-- WHAT YOU SHOULD DO --
Repeat every entry in the listing below, exactly.

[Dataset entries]
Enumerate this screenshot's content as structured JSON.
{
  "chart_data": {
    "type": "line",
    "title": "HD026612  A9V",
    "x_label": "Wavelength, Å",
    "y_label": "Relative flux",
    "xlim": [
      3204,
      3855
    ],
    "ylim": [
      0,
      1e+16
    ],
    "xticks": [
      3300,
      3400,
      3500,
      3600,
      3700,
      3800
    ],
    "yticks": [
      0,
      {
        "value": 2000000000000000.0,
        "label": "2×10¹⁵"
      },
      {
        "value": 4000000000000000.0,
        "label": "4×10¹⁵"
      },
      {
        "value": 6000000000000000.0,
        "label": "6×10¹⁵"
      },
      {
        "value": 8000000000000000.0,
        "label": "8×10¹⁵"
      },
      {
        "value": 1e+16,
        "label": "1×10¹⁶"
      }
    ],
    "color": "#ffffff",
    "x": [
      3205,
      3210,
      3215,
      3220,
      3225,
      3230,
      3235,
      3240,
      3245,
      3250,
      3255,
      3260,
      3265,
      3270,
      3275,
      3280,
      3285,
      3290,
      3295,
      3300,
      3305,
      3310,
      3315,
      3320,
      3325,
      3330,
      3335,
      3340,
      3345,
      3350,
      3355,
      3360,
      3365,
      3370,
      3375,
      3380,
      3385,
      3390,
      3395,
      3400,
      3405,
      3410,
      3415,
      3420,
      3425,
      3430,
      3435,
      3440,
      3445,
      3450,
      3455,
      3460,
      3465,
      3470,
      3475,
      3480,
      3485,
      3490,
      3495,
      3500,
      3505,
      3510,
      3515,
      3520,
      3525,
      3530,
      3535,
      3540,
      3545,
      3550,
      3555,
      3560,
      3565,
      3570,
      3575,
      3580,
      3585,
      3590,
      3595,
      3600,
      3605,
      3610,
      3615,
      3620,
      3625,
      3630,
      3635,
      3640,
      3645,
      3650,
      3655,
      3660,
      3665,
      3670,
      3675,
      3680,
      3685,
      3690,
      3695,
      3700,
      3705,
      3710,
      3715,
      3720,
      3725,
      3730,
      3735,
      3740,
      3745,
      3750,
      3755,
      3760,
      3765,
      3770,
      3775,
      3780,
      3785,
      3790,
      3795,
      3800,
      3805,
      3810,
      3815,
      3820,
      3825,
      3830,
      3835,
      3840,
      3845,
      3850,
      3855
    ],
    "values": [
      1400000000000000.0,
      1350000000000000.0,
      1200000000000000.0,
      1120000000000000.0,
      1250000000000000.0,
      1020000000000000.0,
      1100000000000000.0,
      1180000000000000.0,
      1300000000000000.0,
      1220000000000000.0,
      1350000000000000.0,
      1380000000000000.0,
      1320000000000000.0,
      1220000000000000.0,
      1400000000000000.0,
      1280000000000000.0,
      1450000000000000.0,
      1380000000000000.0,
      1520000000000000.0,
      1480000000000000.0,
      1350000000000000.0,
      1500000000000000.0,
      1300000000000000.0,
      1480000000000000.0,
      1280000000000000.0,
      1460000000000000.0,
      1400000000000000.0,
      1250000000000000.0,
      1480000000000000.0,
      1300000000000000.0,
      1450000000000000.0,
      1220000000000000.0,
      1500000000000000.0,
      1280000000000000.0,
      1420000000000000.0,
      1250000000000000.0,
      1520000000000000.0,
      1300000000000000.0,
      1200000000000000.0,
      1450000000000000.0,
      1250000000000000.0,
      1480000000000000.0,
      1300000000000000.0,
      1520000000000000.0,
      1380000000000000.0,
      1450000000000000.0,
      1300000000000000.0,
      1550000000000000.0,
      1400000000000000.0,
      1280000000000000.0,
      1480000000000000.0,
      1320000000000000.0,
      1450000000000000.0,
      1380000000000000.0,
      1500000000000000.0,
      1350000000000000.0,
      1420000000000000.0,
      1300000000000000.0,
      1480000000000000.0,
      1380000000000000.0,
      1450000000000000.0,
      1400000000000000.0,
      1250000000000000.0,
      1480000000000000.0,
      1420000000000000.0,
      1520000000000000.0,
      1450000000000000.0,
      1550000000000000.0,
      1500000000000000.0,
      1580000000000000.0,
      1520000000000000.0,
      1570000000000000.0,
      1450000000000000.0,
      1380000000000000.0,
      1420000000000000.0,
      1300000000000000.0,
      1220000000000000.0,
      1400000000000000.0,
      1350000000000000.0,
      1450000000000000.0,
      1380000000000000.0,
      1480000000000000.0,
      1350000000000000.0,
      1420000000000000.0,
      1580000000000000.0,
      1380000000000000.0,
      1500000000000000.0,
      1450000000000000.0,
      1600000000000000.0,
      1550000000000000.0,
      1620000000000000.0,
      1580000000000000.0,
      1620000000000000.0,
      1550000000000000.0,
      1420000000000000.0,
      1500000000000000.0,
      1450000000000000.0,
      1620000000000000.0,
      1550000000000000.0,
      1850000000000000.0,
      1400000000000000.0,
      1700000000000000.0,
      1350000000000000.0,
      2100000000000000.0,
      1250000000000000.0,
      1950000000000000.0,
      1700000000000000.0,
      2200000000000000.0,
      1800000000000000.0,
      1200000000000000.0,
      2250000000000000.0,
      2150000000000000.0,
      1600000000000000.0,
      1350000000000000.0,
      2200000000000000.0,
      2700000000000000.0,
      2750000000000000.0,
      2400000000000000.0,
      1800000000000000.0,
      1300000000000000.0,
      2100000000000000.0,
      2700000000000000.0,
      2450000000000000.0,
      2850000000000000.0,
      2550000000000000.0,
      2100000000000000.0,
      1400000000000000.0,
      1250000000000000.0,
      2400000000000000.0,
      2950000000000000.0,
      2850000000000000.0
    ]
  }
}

-- EXERCISE ANSWER --
Enumerate this screenshot's content as structured JSON.
{
  "chart_data": {
    "type": "line",
    "title": "HD026612  A9V",
    "x_label": "Wavelength, Å",
    "y_label": "Relative flux",
    "xlim": [
      3204,
      3855
    ],
    "ylim": [
      0,
      1e+16
    ],
    "xticks": [
      3300,
      3400,
      3500,
      3600,
      3700,
      3800
    ],
    "yticks": [
      0,
      {
        "value": 2000000000000000.0,
        "label": "2×10¹⁵"
      },
      {
        "value": 4000000000000000.0,
        "label": "4×10¹⁵"
      },
      {
        "value": 6000000000000000.0,
        "label": "6×10¹⁵"
      },
      {
        "value": 8000000000000000.0,
        "label": "8×10¹⁵"
      },
      {
        "value": 1e+16,
        "label": "1×10¹⁶"
      }
    ],
    "color": "#ffffff",
    "x": [
      3205,
      3210,
      3215,
      3220,
      3225,
      3230,
      3235,
      3240,
      3245,
      3250,
      3255,
      3260,
      3265,
      3270,
      3275,
      3280,
      3285,
      3290,
      3295,
      3300,
      3305,
      3310,
      3315,
      3320,
      3325,
      3330,
      3335,
      3340,
      3345,
      3350,
      3355,
      3360,
      3365,
      3370,
      3375,
      3380,
      3385,
      3390,
      3395,
      3400,
      3405,
      3410,
      3415,
      3420,
      3425,
      3430,
      3435,
      3440,
      3445,
      3450,
      3455,
      3460,
      3465,
      3470,
      3475,
      3480,
      3485,
      3490,
      3495,
      3500,
      3505,
      3510,
      3515,
      3520,
      3525,
      3530,
      3535,
      3540,
      3545,
      3550,
      3555,
      3560,
      3565,
      3570,
      3575,
      3580,
      3585,
      3590,
      3595,
      3600,
      3605,
      3610,
      3615,
      3620,
      3625,
      3630,
      3635,
      3640,
      3645,
      3650,
      3655,
      3660,
      3665,
      3670,
      3675,
      3680,
      3685,
      3690,
      3695,
      3700,
      3705,
      3710,
      3715,
      3720,
      3725,
      3730,
      3735,
      3740,
      3745,
      3750,
      3755,
      3760,
      3765,
      3770,
      3775,
      3780,
      3785,
      3790,
      3795,
      3800,
      3805,
      3810,
      3815,
      3820,
      3825,
      3830,
      3835,
      3840,
      3845,
      3850,
      3855
    ],
    "values": [
      1400000000000000.0,
      1350000000000000.0,
      1200000000000000.0,
      1120000000000000.0,
      1250000000000000.0,
      1020000000000000.0,
      1100000000000000.0,
      1180000000000000.0,
      1300000000000000.0,
      1220000000000000.0,
      1350000000000000.0,
      1380000000000000.0,
      1320000000000000.0,
      1220000000000000.0,
      1400000000000000.0,
      1280000000000000.0,
      1450000000000000.0,
      1380000000000000.0,
      1520000000000000.0,
      1480000000000000.0,
      1350000000000000.0,
      1500000000000000.0,
      1300000000000000.0,
      1480000000000000.0,
      1280000000000000.0,
      1460000000000000.0,
      1400000000000000.0,
      1250000000000000.0,
      1480000000000000.0,
      1300000000000000.0,
      1450000000000000.0,
      1220000000000000.0,
      1500000000000000.0,
      1280000000000000.0,
      1420000000000000.0,
      1250000000000000.0,
      1520000000000000.0,
      1300000000000000.0,
      1200000000000000.0,
      1450000000000000.0,
      1250000000000000.0,
      1480000000000000.0,
      1300000000000000.0,
      1520000000000000.0,
      1380000000000000.0,
      1450000000000000.0,
      1300000000000000.0,
      1550000000000000.0,
      1400000000000000.0,
      1280000000000000.0,
      1480000000000000.0,
      1320000000000000.0,
      1450000000000000.0,
      1380000000000000.0,
      1500000000000000.0,
      1350000000000000.0,
      1420000000000000.0,
      1300000000000000.0,
      1480000000000000.0,
      1380000000000000.0,
      1450000000000000.0,
      1400000000000000.0,
      1250000000000000.0,
      1480000000000000.0,
      1420000000000000.0,
      1520000000000000.0,
      1450000000000000.0,
      1550000000000000.0,
      1500000000000000.0,
      1580000000000000.0,
      1520000000000000.0,
      1570000000000000.0,
      1450000000000000.0,
      1380000000000000.0,
      1420000000000000.0,
      1300000000000000.0,
      1220000000000000.0,
      1400000000000000.0,
      1350000000000000.0,
      1450000000000000.0,
      1380000000000000.0,
      1480000000000000.0,
      1350000000000000.0,
      1420000000000000.0,
      1580000000000000.0,
      1380000000000000.0,
      1500000000000000.0,
      1450000000000000.0,
      1600000000000000.0,
      1550000000000000.0,
      1620000000000000.0,
      1580000000000000.0,
      1620000000000000.0,
      1550000000000000.0,
      1420000000000000.0,
      1500000000000000.0,
      1450000000000000.0,
      1620000000000000.0,
      1550000000000000.0,
      1850000000000000.0,
      1400000000000000.0,
      1700000000000000.0,
      1350000000000000.0,
      2100000000000000.0,
      1250000000000000.0,
      1950000000000000.0,
      1700000000000000.0,
      2200000000000000.0,
      1800000000000000.0,
      1200000000000000.0,
      2250000000000000.0,
      2150000000000000.0,
      1600000000000000.0,
      1350000000000000.0,
      2200000000000000.0,
      2700000000000000.0,
      2750000000000000.0,
      2400000000000000.0,
      1800000000000000.0,
      1300000000000000.0,
      2100000000000000.0,
      2700000000000000.0,
      2450000000000000.0,
      2850000000000000.0,
      2550000000000000.0,
      2100000000000000.0,
      1400000000000000.0,
      1250000000000000.0,
      2400000000000000.0,
      2950000000000000.0,
      2850000000000000.0
    ]
  }
}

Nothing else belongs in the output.